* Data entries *
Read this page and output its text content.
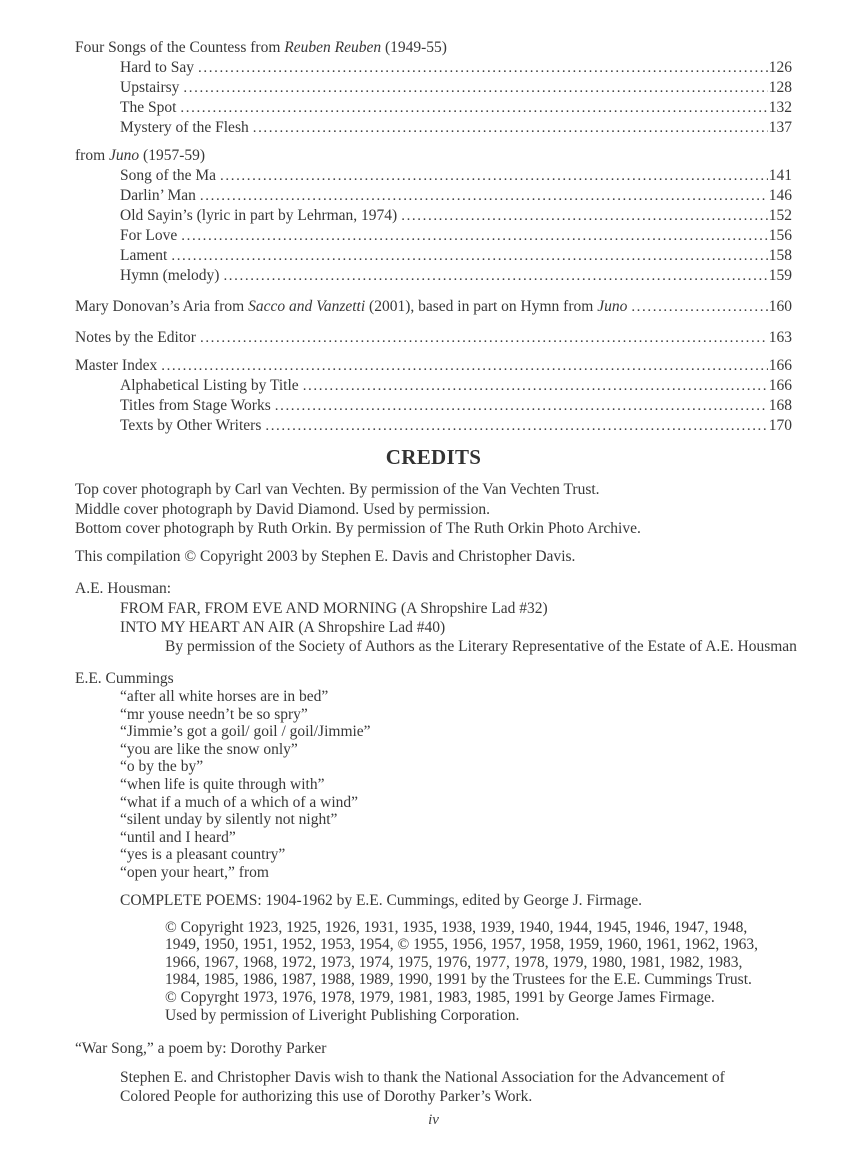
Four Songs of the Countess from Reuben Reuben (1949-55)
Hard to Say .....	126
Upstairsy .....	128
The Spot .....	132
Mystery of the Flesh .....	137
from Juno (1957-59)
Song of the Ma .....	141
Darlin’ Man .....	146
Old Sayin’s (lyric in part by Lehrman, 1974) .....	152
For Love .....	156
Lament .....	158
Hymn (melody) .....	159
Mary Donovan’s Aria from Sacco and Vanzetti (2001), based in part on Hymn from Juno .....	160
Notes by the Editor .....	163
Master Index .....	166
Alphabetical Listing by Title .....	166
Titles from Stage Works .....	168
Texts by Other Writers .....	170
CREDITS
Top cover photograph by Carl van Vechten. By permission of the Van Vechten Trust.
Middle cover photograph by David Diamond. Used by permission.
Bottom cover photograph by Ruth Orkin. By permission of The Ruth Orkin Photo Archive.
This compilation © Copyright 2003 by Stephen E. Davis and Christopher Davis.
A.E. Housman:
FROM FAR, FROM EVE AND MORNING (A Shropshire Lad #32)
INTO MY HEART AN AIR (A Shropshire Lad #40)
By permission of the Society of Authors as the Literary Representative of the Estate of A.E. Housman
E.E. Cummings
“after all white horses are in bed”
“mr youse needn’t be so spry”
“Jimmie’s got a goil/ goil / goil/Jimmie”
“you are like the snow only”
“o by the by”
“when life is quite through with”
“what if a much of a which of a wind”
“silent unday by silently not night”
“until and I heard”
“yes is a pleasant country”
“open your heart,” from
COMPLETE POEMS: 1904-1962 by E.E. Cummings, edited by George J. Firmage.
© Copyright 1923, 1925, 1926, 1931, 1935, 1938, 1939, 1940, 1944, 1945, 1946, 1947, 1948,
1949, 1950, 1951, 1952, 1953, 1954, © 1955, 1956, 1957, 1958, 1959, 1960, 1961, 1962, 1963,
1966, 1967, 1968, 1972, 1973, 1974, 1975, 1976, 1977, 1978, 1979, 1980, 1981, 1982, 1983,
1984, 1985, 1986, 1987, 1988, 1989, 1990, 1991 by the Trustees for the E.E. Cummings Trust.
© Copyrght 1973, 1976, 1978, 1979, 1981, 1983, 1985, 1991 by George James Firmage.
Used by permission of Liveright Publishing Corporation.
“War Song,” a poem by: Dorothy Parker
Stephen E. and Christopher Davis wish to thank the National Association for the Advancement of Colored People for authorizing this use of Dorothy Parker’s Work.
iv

==

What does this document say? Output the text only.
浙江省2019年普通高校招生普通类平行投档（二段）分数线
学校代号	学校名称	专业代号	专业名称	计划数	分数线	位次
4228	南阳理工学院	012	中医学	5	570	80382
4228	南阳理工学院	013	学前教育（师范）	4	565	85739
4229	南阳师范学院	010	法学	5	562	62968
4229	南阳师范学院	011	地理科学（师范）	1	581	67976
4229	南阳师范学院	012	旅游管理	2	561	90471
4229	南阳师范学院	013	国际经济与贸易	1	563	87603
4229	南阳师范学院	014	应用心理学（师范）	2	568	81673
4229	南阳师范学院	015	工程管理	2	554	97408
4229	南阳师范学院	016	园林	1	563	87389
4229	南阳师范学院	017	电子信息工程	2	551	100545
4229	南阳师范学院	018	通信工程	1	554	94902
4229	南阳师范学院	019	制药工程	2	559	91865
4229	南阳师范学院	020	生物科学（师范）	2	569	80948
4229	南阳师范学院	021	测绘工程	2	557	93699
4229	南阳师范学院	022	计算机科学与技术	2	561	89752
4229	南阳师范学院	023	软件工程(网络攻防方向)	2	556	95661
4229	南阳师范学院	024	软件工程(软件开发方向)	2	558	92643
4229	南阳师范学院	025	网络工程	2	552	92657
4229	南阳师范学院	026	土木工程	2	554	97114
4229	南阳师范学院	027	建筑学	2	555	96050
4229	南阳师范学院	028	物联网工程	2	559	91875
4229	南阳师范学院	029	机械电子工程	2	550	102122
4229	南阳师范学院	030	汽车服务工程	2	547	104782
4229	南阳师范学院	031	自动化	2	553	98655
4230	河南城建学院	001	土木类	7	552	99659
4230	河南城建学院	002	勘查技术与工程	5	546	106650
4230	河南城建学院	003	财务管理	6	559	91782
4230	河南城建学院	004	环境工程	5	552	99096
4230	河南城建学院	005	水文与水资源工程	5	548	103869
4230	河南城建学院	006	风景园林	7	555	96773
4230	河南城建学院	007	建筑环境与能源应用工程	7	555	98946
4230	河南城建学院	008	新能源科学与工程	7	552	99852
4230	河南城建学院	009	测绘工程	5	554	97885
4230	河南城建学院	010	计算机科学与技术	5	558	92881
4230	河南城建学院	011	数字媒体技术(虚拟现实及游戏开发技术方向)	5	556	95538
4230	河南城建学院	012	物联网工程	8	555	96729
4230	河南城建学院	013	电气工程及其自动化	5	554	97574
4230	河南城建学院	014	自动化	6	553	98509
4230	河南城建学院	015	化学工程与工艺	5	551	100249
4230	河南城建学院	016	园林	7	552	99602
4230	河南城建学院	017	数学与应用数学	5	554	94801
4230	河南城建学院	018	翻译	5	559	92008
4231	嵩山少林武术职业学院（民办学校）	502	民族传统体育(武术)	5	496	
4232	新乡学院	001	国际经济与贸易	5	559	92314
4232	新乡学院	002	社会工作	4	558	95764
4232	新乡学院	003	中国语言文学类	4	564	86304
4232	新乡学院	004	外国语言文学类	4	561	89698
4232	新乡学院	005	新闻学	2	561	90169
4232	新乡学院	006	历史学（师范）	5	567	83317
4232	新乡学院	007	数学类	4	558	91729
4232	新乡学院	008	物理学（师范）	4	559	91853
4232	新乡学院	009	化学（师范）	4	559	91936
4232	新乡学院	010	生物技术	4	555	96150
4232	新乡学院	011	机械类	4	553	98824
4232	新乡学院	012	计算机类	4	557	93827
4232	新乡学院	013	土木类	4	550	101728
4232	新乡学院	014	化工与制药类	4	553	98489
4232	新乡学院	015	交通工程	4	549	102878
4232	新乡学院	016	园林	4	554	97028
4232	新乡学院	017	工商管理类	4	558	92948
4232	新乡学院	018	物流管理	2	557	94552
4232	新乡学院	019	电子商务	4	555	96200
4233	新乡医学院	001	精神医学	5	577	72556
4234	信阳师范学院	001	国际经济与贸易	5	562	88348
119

* BRIEF *
Spot every line that holds "Hymn" and copy it.

* FINISHED TASK *
Hymn (melody) .....	159
Mary Donovan’s Aria from Sacco and Vanzetti (2001), based in part on Hymn from Juno .....	160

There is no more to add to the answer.